REQUEST:
Search the listing below for the string "Saldo" and copy every line where it occurs.
>> Start RECORDS PROVIDED
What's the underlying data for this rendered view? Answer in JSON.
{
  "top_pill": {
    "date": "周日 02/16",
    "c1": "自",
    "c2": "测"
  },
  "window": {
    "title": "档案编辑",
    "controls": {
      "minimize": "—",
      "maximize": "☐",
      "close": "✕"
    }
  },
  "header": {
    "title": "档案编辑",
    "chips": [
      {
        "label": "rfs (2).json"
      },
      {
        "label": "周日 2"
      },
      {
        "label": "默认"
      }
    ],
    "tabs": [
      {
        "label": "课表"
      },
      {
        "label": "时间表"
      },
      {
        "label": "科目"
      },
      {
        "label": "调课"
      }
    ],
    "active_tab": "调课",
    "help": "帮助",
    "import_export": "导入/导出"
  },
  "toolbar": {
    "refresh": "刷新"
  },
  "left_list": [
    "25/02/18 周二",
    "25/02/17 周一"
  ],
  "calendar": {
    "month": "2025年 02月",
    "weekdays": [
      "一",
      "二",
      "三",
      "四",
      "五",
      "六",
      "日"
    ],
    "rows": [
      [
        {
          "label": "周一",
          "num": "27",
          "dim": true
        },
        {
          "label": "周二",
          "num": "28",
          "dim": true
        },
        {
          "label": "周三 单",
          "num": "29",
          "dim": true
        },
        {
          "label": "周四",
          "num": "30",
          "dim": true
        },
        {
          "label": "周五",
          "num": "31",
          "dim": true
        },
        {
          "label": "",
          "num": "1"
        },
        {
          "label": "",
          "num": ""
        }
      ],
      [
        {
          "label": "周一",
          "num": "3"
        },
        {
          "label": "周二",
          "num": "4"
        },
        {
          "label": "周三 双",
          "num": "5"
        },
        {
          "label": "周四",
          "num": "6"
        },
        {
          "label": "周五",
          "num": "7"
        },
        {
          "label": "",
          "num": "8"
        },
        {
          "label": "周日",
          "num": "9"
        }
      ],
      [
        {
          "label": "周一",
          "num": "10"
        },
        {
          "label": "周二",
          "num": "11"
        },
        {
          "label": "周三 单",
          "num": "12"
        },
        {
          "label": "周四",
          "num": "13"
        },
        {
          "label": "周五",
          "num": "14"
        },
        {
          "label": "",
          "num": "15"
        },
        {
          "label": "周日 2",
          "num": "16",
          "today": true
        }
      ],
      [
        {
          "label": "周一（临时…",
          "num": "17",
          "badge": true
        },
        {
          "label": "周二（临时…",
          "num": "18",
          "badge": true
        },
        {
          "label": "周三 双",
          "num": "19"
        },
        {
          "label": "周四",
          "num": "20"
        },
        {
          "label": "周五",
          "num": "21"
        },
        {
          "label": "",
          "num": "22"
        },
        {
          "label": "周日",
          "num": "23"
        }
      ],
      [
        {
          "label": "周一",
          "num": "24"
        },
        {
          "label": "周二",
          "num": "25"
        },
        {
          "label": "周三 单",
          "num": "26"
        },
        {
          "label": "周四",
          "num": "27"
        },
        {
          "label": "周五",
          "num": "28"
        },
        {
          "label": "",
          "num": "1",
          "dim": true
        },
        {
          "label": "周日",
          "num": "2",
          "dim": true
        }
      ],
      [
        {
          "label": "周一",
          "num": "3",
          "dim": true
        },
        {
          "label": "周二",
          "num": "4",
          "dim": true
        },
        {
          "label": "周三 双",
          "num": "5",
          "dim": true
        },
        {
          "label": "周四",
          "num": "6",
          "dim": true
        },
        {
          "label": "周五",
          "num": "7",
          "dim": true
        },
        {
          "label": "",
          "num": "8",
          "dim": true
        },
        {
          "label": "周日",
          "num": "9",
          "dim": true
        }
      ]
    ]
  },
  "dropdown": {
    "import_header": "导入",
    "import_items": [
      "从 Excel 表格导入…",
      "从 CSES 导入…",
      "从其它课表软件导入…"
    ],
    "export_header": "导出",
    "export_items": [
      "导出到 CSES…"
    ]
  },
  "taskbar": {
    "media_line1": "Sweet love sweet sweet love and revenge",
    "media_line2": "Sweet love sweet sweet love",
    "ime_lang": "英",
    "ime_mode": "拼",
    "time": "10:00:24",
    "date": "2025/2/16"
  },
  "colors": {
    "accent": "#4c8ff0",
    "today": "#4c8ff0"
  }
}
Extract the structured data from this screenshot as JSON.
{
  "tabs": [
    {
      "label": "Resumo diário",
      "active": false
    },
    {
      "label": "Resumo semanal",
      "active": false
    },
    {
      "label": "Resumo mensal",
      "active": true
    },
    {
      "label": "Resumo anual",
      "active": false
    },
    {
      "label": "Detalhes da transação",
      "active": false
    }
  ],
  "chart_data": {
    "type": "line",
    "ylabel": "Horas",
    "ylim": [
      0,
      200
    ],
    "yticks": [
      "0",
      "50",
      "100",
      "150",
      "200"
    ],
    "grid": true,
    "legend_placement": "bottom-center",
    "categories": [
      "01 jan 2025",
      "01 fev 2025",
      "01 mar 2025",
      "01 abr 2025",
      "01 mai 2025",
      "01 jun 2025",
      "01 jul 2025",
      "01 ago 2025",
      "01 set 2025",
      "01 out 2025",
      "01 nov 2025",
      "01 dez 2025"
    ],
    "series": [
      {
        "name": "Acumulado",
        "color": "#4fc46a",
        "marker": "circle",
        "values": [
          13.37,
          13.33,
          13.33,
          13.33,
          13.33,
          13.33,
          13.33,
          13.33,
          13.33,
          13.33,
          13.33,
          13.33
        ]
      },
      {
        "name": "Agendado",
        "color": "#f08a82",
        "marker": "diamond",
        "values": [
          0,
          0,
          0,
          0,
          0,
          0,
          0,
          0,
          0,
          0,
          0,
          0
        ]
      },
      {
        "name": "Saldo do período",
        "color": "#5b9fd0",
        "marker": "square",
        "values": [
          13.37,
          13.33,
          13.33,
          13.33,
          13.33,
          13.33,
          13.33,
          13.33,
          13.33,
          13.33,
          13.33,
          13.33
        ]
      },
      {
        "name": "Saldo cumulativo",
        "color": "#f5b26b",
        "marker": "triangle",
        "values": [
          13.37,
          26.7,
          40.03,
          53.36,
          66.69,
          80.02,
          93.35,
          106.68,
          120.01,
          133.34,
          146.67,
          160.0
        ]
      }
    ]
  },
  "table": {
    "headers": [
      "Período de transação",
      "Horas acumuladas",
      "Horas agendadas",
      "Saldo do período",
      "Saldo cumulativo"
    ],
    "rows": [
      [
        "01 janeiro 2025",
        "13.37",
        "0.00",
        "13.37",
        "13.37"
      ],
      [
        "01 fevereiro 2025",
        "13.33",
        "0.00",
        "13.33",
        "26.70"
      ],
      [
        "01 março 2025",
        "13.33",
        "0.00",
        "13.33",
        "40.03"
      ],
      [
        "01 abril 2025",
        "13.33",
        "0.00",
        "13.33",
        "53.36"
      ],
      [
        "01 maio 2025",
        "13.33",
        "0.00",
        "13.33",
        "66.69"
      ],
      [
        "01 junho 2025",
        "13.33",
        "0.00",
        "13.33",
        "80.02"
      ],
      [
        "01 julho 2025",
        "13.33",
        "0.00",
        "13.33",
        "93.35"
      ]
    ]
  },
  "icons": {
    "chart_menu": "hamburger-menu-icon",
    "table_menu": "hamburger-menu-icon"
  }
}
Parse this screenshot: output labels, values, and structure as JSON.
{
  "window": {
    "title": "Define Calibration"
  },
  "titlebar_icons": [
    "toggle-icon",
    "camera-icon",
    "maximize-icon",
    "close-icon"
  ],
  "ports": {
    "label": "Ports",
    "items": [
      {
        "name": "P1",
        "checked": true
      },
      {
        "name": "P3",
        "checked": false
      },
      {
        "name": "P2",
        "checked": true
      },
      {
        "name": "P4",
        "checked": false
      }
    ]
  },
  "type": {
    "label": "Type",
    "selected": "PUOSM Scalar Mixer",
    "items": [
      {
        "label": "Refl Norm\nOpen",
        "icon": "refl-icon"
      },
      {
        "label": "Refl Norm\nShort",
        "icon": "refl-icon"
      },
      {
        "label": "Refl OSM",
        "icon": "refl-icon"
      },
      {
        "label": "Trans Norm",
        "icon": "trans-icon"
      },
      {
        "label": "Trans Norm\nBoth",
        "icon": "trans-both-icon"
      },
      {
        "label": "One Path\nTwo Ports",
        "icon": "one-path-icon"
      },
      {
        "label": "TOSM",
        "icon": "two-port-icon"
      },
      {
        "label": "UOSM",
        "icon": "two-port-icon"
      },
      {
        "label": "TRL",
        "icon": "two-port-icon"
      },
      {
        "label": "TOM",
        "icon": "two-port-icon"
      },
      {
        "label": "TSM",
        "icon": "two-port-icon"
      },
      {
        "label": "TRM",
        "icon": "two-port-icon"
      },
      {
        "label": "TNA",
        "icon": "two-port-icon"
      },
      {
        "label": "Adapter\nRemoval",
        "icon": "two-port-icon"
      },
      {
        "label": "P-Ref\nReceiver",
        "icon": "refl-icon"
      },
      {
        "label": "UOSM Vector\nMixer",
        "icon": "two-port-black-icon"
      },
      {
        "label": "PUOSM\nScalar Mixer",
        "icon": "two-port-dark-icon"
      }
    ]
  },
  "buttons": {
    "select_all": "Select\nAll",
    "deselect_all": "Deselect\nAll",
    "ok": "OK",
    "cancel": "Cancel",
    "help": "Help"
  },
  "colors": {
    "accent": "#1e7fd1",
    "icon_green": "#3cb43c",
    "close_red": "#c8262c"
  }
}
>> End RECORDS PROVIDED
RESULT OF THIS EXERCISE:
        "name": "Saldo do período",
        "name": "Saldo cumulativo",
      "Saldo do período",
      "Saldo cumulativo"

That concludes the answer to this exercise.